Problem requirements: Search the data below for "Surplus"; list each line that holds it.
***** Input records *****
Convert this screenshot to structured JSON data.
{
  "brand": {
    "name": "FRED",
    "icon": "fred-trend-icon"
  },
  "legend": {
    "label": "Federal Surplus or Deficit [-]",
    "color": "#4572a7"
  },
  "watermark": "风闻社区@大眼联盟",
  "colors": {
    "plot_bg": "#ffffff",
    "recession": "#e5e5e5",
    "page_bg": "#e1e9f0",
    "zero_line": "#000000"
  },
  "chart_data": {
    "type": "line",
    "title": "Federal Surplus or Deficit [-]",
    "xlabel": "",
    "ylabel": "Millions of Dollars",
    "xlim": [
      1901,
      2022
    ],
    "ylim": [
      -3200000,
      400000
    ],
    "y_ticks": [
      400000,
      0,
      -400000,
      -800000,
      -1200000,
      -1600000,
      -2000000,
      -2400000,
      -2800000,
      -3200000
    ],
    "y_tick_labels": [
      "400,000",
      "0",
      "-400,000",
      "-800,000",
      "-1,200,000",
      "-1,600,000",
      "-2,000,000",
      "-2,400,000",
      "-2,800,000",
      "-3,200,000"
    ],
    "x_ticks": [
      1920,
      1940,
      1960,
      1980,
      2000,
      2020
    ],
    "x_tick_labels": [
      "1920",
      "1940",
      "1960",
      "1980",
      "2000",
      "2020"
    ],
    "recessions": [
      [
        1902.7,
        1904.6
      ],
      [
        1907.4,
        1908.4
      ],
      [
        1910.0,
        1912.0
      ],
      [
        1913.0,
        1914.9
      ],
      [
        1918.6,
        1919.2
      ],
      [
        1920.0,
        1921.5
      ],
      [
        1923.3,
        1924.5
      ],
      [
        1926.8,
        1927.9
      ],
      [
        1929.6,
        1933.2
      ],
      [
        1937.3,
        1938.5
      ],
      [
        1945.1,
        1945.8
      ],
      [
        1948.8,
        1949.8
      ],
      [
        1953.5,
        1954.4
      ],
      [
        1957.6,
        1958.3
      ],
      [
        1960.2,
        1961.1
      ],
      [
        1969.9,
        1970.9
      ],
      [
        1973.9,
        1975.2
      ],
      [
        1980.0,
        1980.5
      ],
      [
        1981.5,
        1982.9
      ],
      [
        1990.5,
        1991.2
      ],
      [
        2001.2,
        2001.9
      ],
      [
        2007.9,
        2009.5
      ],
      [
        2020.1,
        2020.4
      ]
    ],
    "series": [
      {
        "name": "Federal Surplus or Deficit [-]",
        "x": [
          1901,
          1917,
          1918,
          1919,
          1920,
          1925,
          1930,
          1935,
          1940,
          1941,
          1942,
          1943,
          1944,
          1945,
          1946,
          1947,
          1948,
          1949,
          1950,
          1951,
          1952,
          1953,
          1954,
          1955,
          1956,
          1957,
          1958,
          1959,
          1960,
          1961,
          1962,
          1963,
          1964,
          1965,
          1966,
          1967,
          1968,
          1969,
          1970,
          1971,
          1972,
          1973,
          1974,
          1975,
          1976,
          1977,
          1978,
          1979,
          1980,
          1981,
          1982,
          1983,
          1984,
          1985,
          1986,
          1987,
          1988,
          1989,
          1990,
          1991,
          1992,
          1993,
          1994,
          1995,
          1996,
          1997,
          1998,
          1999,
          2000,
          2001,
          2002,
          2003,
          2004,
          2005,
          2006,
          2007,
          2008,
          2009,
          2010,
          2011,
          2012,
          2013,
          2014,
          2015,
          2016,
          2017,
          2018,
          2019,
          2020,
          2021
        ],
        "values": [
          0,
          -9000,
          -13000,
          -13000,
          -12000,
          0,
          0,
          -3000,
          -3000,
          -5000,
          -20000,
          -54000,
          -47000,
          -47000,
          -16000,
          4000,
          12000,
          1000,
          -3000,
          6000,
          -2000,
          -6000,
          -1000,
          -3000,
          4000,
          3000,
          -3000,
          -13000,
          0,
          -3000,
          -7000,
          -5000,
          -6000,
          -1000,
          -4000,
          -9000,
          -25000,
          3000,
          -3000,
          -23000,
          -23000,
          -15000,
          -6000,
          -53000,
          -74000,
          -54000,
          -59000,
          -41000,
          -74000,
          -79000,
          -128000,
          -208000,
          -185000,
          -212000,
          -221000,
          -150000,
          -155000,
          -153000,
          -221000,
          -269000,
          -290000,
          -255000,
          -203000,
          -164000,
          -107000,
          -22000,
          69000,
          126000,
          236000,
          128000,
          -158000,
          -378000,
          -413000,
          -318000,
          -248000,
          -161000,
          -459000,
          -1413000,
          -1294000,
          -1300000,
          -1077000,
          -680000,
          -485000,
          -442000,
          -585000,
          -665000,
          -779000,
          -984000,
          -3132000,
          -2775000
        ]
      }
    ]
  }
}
*****
Answer to the problem:
    "label": "Federal Surplus or Deficit [-]",
    "title": "Federal Surplus or Deficit [-]",
        "name": "Federal Surplus or Deficit [-]",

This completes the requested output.